WRITTEN PROBLEM: Print the listing below in its entirety, character for character.
--
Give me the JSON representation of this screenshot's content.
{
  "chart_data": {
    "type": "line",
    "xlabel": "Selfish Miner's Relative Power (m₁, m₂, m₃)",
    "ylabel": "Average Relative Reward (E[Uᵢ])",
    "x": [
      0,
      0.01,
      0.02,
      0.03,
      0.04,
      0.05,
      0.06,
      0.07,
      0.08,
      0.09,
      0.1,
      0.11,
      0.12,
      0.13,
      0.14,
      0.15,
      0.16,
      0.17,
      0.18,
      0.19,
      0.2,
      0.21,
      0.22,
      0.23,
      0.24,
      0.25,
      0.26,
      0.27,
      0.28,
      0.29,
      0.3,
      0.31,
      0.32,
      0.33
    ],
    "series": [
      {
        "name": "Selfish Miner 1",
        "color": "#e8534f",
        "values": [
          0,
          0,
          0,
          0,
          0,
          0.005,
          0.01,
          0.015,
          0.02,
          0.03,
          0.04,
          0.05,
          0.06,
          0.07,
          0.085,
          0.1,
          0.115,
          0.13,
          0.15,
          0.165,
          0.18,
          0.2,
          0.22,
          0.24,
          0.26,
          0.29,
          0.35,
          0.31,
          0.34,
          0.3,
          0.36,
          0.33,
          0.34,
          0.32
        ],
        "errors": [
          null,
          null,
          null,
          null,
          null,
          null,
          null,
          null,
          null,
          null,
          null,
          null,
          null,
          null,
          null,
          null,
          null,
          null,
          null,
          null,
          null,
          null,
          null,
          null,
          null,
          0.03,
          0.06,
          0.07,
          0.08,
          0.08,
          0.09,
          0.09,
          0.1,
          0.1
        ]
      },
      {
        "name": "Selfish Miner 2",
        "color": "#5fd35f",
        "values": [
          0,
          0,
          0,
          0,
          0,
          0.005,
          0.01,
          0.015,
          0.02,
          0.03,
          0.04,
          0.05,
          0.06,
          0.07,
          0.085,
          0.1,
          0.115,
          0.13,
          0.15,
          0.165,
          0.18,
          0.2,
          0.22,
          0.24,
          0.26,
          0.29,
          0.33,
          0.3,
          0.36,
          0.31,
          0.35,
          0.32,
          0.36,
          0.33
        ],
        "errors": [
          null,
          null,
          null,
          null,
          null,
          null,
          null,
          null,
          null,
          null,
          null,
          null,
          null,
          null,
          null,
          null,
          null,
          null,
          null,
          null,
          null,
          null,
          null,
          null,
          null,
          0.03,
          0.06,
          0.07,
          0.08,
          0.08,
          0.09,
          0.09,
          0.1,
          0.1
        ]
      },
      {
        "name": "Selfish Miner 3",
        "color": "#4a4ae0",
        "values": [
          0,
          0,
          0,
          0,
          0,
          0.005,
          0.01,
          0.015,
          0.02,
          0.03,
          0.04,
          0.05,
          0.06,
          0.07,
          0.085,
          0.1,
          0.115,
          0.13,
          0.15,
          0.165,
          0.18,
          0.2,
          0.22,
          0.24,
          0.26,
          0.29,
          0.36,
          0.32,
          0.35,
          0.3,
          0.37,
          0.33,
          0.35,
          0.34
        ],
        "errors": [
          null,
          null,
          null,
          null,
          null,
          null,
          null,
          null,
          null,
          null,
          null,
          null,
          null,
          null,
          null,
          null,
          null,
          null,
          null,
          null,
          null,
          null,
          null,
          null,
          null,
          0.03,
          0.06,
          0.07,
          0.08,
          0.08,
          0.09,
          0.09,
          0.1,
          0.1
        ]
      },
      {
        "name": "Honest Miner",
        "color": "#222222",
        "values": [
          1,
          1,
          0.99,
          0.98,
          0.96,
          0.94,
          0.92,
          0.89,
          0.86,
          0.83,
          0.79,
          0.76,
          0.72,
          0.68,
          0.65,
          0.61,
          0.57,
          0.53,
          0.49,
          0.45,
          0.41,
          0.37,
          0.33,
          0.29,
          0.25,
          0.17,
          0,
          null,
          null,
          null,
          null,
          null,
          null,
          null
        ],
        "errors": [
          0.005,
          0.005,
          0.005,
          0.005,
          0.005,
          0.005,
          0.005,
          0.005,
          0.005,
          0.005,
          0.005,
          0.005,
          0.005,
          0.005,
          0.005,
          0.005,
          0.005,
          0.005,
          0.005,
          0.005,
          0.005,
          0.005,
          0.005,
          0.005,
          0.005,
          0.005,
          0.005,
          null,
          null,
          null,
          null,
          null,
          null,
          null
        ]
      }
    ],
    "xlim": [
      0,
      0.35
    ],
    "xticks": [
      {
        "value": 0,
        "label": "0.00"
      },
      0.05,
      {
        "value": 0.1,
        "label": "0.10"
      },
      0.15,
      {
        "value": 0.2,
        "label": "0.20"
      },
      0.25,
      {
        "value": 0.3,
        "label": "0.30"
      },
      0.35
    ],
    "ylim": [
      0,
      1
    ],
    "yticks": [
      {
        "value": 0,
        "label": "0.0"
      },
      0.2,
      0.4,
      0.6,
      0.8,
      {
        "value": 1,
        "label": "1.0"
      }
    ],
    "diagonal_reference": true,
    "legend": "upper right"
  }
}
--
EXERCISE RESPONSE:
Give me the JSON representation of this screenshot's content.
{
  "chart_data": {
    "type": "line",
    "xlabel": "Selfish Miner's Relative Power (m₁, m₂, m₃)",
    "ylabel": "Average Relative Reward (E[Uᵢ])",
    "x": [
      0,
      0.01,
      0.02,
      0.03,
      0.04,
      0.05,
      0.06,
      0.07,
      0.08,
      0.09,
      0.1,
      0.11,
      0.12,
      0.13,
      0.14,
      0.15,
      0.16,
      0.17,
      0.18,
      0.19,
      0.2,
      0.21,
      0.22,
      0.23,
      0.24,
      0.25,
      0.26,
      0.27,
      0.28,
      0.29,
      0.3,
      0.31,
      0.32,
      0.33
    ],
    "series": [
      {
        "name": "Selfish Miner 1",
        "color": "#e8534f",
        "values": [
          0,
          0,
          0,
          0,
          0,
          0.005,
          0.01,
          0.015,
          0.02,
          0.03,
          0.04,
          0.05,
          0.06,
          0.07,
          0.085,
          0.1,
          0.115,
          0.13,
          0.15,
          0.165,
          0.18,
          0.2,
          0.22,
          0.24,
          0.26,
          0.29,
          0.35,
          0.31,
          0.34,
          0.3,
          0.36,
          0.33,
          0.34,
          0.32
        ],
        "errors": [
          null,
          null,
          null,
          null,
          null,
          null,
          null,
          null,
          null,
          null,
          null,
          null,
          null,
          null,
          null,
          null,
          null,
          null,
          null,
          null,
          null,
          null,
          null,
          null,
          null,
          0.03,
          0.06,
          0.07,
          0.08,
          0.08,
          0.09,
          0.09,
          0.1,
          0.1
        ]
      },
      {
        "name": "Selfish Miner 2",
        "color": "#5fd35f",
        "values": [
          0,
          0,
          0,
          0,
          0,
          0.005,
          0.01,
          0.015,
          0.02,
          0.03,
          0.04,
          0.05,
          0.06,
          0.07,
          0.085,
          0.1,
          0.115,
          0.13,
          0.15,
          0.165,
          0.18,
          0.2,
          0.22,
          0.24,
          0.26,
          0.29,
          0.33,
          0.3,
          0.36,
          0.31,
          0.35,
          0.32,
          0.36,
          0.33
        ],
        "errors": [
          null,
          null,
          null,
          null,
          null,
          null,
          null,
          null,
          null,
          null,
          null,
          null,
          null,
          null,
          null,
          null,
          null,
          null,
          null,
          null,
          null,
          null,
          null,
          null,
          null,
          0.03,
          0.06,
          0.07,
          0.08,
          0.08,
          0.09,
          0.09,
          0.1,
          0.1
        ]
      },
      {
        "name": "Selfish Miner 3",
        "color": "#4a4ae0",
        "values": [
          0,
          0,
          0,
          0,
          0,
          0.005,
          0.01,
          0.015,
          0.02,
          0.03,
          0.04,
          0.05,
          0.06,
          0.07,
          0.085,
          0.1,
          0.115,
          0.13,
          0.15,
          0.165,
          0.18,
          0.2,
          0.22,
          0.24,
          0.26,
          0.29,
          0.36,
          0.32,
          0.35,
          0.3,
          0.37,
          0.33,
          0.35,
          0.34
        ],
        "errors": [
          null,
          null,
          null,
          null,
          null,
          null,
          null,
          null,
          null,
          null,
          null,
          null,
          null,
          null,
          null,
          null,
          null,
          null,
          null,
          null,
          null,
          null,
          null,
          null,
          null,
          0.03,
          0.06,
          0.07,
          0.08,
          0.08,
          0.09,
          0.09,
          0.1,
          0.1
        ]
      },
      {
        "name": "Honest Miner",
        "color": "#222222",
        "values": [
          1,
          1,
          0.99,
          0.98,
          0.96,
          0.94,
          0.92,
          0.89,
          0.86,
          0.83,
          0.79,
          0.76,
          0.72,
          0.68,
          0.65,
          0.61,
          0.57,
          0.53,
          0.49,
          0.45,
          0.41,
          0.37,
          0.33,
          0.29,
          0.25,
          0.17,
          0,
          null,
          null,
          null,
          null,
          null,
          null,
          null
        ],
        "errors": [
          0.005,
          0.005,
          0.005,
          0.005,
          0.005,
          0.005,
          0.005,
          0.005,
          0.005,
          0.005,
          0.005,
          0.005,
          0.005,
          0.005,
          0.005,
          0.005,
          0.005,
          0.005,
          0.005,
          0.005,
          0.005,
          0.005,
          0.005,
          0.005,
          0.005,
          0.005,
          0.005,
          null,
          null,
          null,
          null,
          null,
          null,
          null
        ]
      }
    ],
    "xlim": [
      0,
      0.35
    ],
    "xticks": [
      {
        "value": 0,
        "label": "0.00"
      },
      0.05,
      {
        "value": 0.1,
        "label": "0.10"
      },
      0.15,
      {
        "value": 0.2,
        "label": "0.20"
      },
      0.25,
      {
        "value": 0.3,
        "label": "0.30"
      },
      0.35
    ],
    "ylim": [
      0,
      1
    ],
    "yticks": [
      {
        "value": 0,
        "label": "0.0"
      },
      0.2,
      0.4,
      0.6,
      0.8,
      {
        "value": 1,
        "label": "1.0"
      }
    ],
    "diagonal_reference": true,
    "legend": "upper right"
  }
}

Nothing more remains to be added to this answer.